[Quoted passage]:
::::

Cold frames work by the same principles as greenhouses. Sunlight comes in through the clear glass and is absorbed by the soil and plants. This warms up the soil and other materials in the greenhouse, which then emit infrared radiation, which is felt by both us and plants as heat. The neat part is that although glass is transparent to visible light, it’s not transparent to infrared radiation, so the infrared radiation is trapped inside the greenhouse and helps keep the plants and soil warm. The walls and ceiling of the greenhouse also protect the plants from the cold winds outside.

There are plenty of cold frame kits available, but I decided to go even cheaper and bought an old window in its frame from the Seattle ReStore. I gave this a few upgrades, like a new coat of paint and a sturdy handle for opening the window. I chose white paint for the inside of the frame, to reflect the sunlight and make it nice and bright inside. I painted the outside with black paint, in the hope that it will help the frame stay warm by absorbing any surrounding light. Also, those were the colors of exterior paint I already had around the house. I’m still not sure about the soundness of my color choices, since black on the inside would also have the advantage of absorbing sunlight and radiating it as heat.

I also bought a thermometer to keep track of the temperature inside the cold frame. If you’re tempted to make your own cold frame, learn from my mistakes; don’t get a thermometer that attaches with a suction cup to the window. It will fall down on your plants. On that note, does anyone have a recommendation for a small, sturdy outdoor thermometer?

::::

Page element annotations
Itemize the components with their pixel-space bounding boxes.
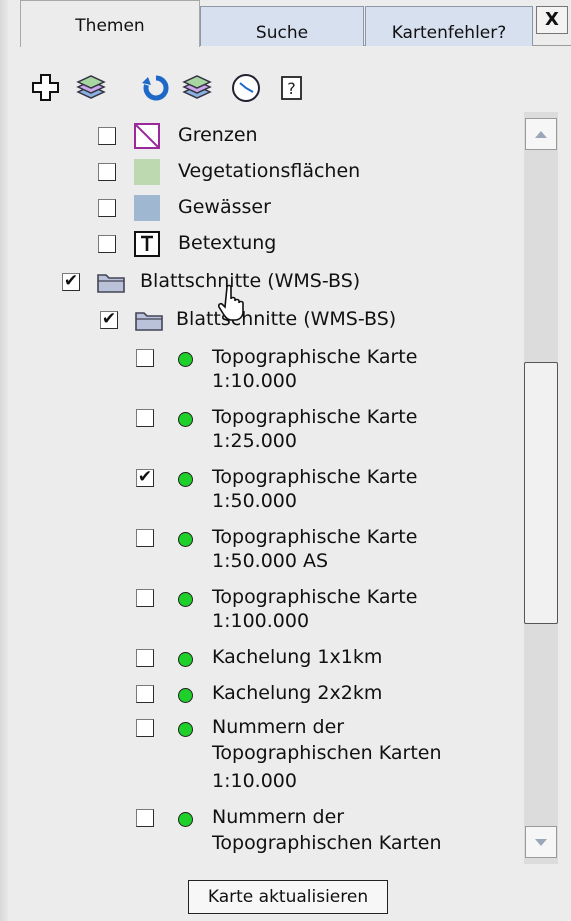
svg-text:?: ? [287,79,296,98]
tree-item-label[interactable]: Grenzen [178,124,258,146]
tree-item-label[interactable]: Topographische Karte [212,406,417,428]
arrow-up-icon [535,131,547,138]
add-layer-icon[interactable] [30,72,62,104]
checkbox-kachelung-2x2[interactable] [136,685,154,703]
checkbox-nummern-next[interactable] [136,809,154,827]
status-dot-icon [178,532,193,547]
checkbox-blattschnitte-group[interactable]: ✔ [62,273,80,291]
tree-item-scale[interactable]: 1:25.000 [212,430,297,452]
water-swatch [134,195,160,221]
tree-item-label[interactable]: Topographische Karte [212,586,417,608]
status-dot-icon [178,722,193,737]
help-icon[interactable]: ? [276,72,308,104]
checkbox-tk100[interactable] [136,589,154,607]
vertical-scrollbar[interactable] [524,112,558,864]
checkbox-betextung[interactable] [98,235,116,253]
scroll-up-button[interactable] [525,118,557,150]
tab-themen[interactable]: Themen [20,0,200,47]
tab-kartenfehler[interactable]: Kartenfehler? [365,6,533,46]
refresh-icon[interactable] [140,72,172,104]
tree-item-scale[interactable]: 1:10.000 [212,370,297,392]
checkbox-tk50[interactable]: ✔ [136,469,154,487]
boundary-legend-icon [134,123,160,149]
update-map-button[interactable]: Karte aktualisieren [188,880,388,914]
layers-icon[interactable] [74,72,106,104]
tab-suche[interactable]: Suche [200,6,364,46]
tree-item-label[interactable]: Topographische Karte [212,526,417,548]
checkbox-gewaesser[interactable] [98,199,116,217]
tree-item-scale[interactable]: 1:50.000 AS [212,550,328,572]
scroll-down-button[interactable] [525,826,557,858]
status-dot-icon [178,412,193,427]
text-legend-icon [134,231,160,257]
tree-item-label[interactable]: Topographischen Karten [212,832,442,854]
status-dot-icon [178,812,193,827]
status-dot-icon [178,592,193,607]
vegetation-swatch [134,159,160,185]
scrollbar-thumb[interactable] [524,362,558,624]
folder-icon[interactable] [96,269,126,295]
status-dot-icon [178,652,193,667]
hand-cursor-icon [218,284,244,321]
checkbox-tk10[interactable] [136,349,154,367]
tree-item-label[interactable]: Gewässer [178,196,271,218]
tree-item-label[interactable]: Topographische Karte [212,346,417,368]
checkbox-grenzen[interactable] [98,127,116,145]
layer-tree: Grenzen Vegetationsflächen Gewässer Bete… [0,112,520,864]
tree-item-label[interactable]: Nummern der [212,806,344,828]
tree-item-label[interactable]: Nummern der [212,716,344,738]
layers-icon[interactable] [180,72,212,104]
arrow-down-icon [535,839,547,846]
folder-icon[interactable] [134,307,164,333]
checkbox-nummern-tk10[interactable] [136,719,154,737]
tree-item-scale[interactable]: 1:10.000 [212,770,297,792]
close-button[interactable]: X [536,6,568,34]
tree-item-label[interactable]: Kachelung 2x2km [212,682,382,704]
checkbox-vegetation[interactable] [98,163,116,181]
checkbox-kachelung-1x1[interactable] [136,649,154,667]
checkbox-blattschnitte-sub[interactable]: ✔ [100,311,118,329]
tree-item-label[interactable]: Vegetationsflächen [178,160,360,182]
tab-bar: Themen Suche Kartenfehler? X [8,0,571,47]
status-dot-icon [178,352,193,367]
tree-item-label[interactable]: Betextung [178,232,276,254]
tree-item-label[interactable]: Topographischen Karten [212,742,442,764]
tree-item-scale[interactable]: 1:50.000 [212,490,297,512]
tree-item-label[interactable]: Kachelung 1x1km [212,646,382,668]
clock-icon[interactable] [230,72,262,104]
status-dot-icon [178,688,193,703]
checkbox-tk25[interactable] [136,409,154,427]
tree-item-label[interactable]: Blattschnitte (WMS-BS) [176,308,396,330]
status-dot-icon [178,472,193,487]
tree-item-label[interactable]: Topographische Karte [212,466,417,488]
tree-item-label[interactable]: Blattschnitte (WMS-BS) [140,270,360,292]
tree-item-scale[interactable]: 1:100.000 [212,610,309,632]
checkbox-tk50-as[interactable] [136,529,154,547]
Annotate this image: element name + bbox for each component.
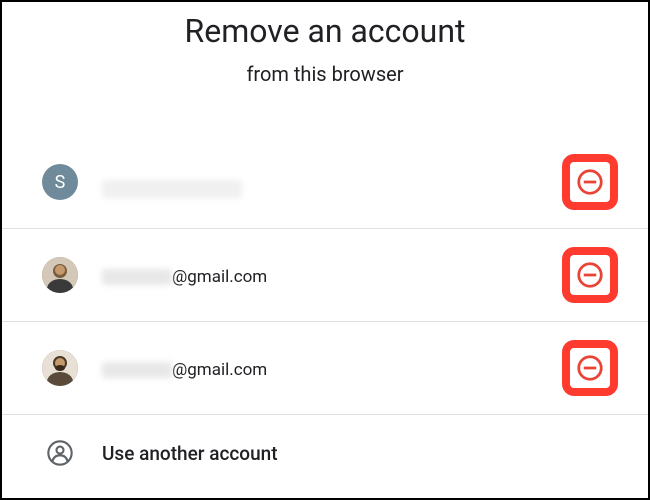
remove-button-inner bbox=[570, 162, 610, 202]
account-row[interactable]: @gmail.com bbox=[2, 322, 648, 415]
remove-circle-icon bbox=[575, 260, 605, 290]
remove-circle-icon bbox=[575, 167, 605, 197]
remove-button[interactable] bbox=[562, 340, 618, 396]
avatar-letter: S bbox=[55, 172, 66, 193]
account-info: @gmail.com bbox=[102, 263, 562, 287]
account-info bbox=[102, 166, 562, 198]
email-suffix: @gmail.com bbox=[172, 267, 267, 287]
avatar bbox=[42, 257, 78, 293]
account-row[interactable]: @gmail.com bbox=[2, 229, 648, 322]
avatar bbox=[42, 350, 78, 386]
remove-button-inner bbox=[570, 255, 610, 295]
remove-button[interactable] bbox=[562, 154, 618, 210]
account-info: @gmail.com bbox=[102, 356, 562, 380]
account-email: @gmail.com bbox=[102, 360, 562, 380]
redacted-text bbox=[102, 180, 242, 198]
remove-circle-icon bbox=[575, 353, 605, 383]
avatar: S bbox=[42, 164, 78, 200]
remove-account-dialog: Remove an account from this browser S bbox=[2, 2, 648, 491]
account-list: S bbox=[2, 136, 648, 491]
person-icon-wrapper bbox=[42, 435, 78, 471]
redacted-text bbox=[102, 362, 172, 378]
avatar-photo bbox=[42, 350, 78, 386]
page-subtitle: from this browser bbox=[2, 62, 648, 86]
account-row[interactable]: S bbox=[2, 136, 648, 229]
remove-button[interactable] bbox=[562, 247, 618, 303]
avatar-photo bbox=[42, 257, 78, 293]
account-email: @gmail.com bbox=[102, 267, 562, 287]
person-circle-icon bbox=[46, 439, 74, 467]
page-title: Remove an account bbox=[2, 12, 648, 50]
use-another-account[interactable]: Use another account bbox=[2, 415, 648, 491]
redacted-text bbox=[102, 269, 172, 285]
use-another-label: Use another account bbox=[102, 442, 278, 465]
email-suffix: @gmail.com bbox=[172, 360, 267, 380]
remove-button-inner bbox=[570, 348, 610, 388]
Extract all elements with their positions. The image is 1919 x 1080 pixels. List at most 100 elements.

::::

[Set exercise]:
In the text on cold frames, translate this sentence into Spanish: "The walls and ceiling of the greenhouse also protect the plants from the cold winds outside."

[Result of this exercise]:
Las paredes y el techo del invernadero también protegen a las plantas de los vientos fríos del exterior.